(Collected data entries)
============================================================

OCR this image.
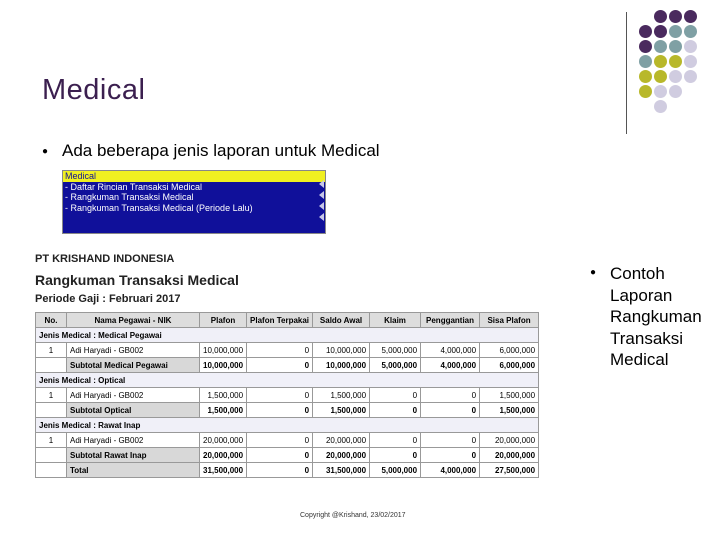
Medical
● Ada beberapa jenis laporan untuk Medical
Medical
- Daftar Rincian Transaksi Medical
- Rangkuman Transaksi Medical
- Rangkuman Transaksi Medical (Periode Lalu)
PT KRISHAND INDONESIA
Rangkuman Transaksi Medical
Periode Gaji : Februari 2017
No.	Nama Pegawai - NIK	Plafon	Plafon Terpakai	Saldo Awal	Klaim	Penggantian	Sisa Plafon
Jenis Medical : Medical Pegawai							
1	Adi Haryadi - GB002	10,000,000	0	10,000,000	5,000,000	4,000,000	6,000,000
	Subtotal Medical Pegawai	10,000,000	0	10,000,000	5,000,000	4,000,000	6,000,000
Jenis Medical : Optical							
1	Adi Haryadi - GB002	1,500,000	0	1,500,000	0	0	1,500,000
	Subtotal Optical	1,500,000	0	1,500,000	0	0	1,500,000
Jenis Medical : Rawat Inap							
1	Adi Haryadi - GB002	20,000,000	0	20,000,000	0	0	20,000,000
	Subtotal Rawat Inap	20,000,000	0	20,000,000	0	0	20,000,000
	Total	31,500,000	0	31,500,000	5,000,000	4,000,000	27,500,000
● Contoh
Laporan
Rangkuman
Transaksi
Medical
Copyright @Krishand, 23/02/2017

============================================================

What to work on: Leave out all pictures, then copy the remaining material exactly.

Exercise solution:
OCR this image.
Medical
● Ada beberapa jenis laporan untuk Medical
Medical
- Daftar Rincian Transaksi Medical
- Rangkuman Transaksi Medical
- Rangkuman Transaksi Medical (Periode Lalu)
PT KRISHAND INDONESIA
Rangkuman Transaksi Medical
Periode Gaji : Februari 2017
No.	Nama Pegawai - NIK	Plafon	Plafon Terpakai	Saldo Awal	Klaim	Penggantian	Sisa Plafon
Jenis Medical : Medical Pegawai							
1	Adi Haryadi - GB002	10,000,000	0	10,000,000	5,000,000	4,000,000	6,000,000
	Subtotal Medical Pegawai	10,000,000	0	10,000,000	5,000,000	4,000,000	6,000,000
Jenis Medical : Optical							
1	Adi Haryadi - GB002	1,500,000	0	1,500,000	0	0	1,500,000
	Subtotal Optical	1,500,000	0	1,500,000	0	0	1,500,000
Jenis Medical : Rawat Inap							
1	Adi Haryadi - GB002	20,000,000	0	20,000,000	0	0	20,000,000
	Subtotal Rawat Inap	20,000,000	0	20,000,000	0	0	20,000,000
	Total	31,500,000	0	31,500,000	5,000,000	4,000,000	27,500,000
● Contoh
Laporan
Rangkuman
Transaksi
Medical
Copyright @Krishand, 23/02/2017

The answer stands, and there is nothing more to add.